Write out the whole listing again, exactly as given.

# start of Record excerpts

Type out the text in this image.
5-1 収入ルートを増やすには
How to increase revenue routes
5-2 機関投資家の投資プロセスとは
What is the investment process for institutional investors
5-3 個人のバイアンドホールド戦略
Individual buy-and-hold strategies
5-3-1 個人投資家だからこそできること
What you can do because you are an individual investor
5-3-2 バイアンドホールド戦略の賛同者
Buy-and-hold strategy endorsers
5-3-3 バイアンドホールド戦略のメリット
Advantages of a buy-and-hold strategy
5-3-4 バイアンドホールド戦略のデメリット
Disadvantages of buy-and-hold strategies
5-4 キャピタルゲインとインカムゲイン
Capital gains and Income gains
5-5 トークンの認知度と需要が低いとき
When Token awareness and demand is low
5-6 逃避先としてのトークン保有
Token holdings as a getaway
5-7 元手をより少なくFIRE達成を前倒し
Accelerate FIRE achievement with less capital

# end of Record excerpts

- **Solution to this exercise**
Type out the text in this image.
5-1 収入ルートを増やすには
How to increase revenue routes
5-2 機関投資家の投資プロセスとは
What is the investment process for institutional investors
5-3 個人のバイアンドホールド戦略
Individual buy-and-hold strategies
5-3-1 個人投資家だからこそできること
What you can do because you are an individual investor
5-3-2 バイアンドホールド戦略の賛同者
Buy-and-hold strategy endorsers
5-3-3 バイアンドホールド戦略のメリット
Advantages of a buy-and-hold strategy
5-3-4 バイアンドホールド戦略のデメリット
Disadvantages of buy-and-hold strategies
5-4 キャピタルゲインとインカムゲイン
Capital gains and Income gains
5-5 トークンの認知度と需要が低いとき
When Token awareness and demand is low
5-6 逃避先としてのトークン保有
Token holdings as a getaway
5-7 元手をより少なくFIRE達成を前倒し
Accelerate FIRE achievement with less capital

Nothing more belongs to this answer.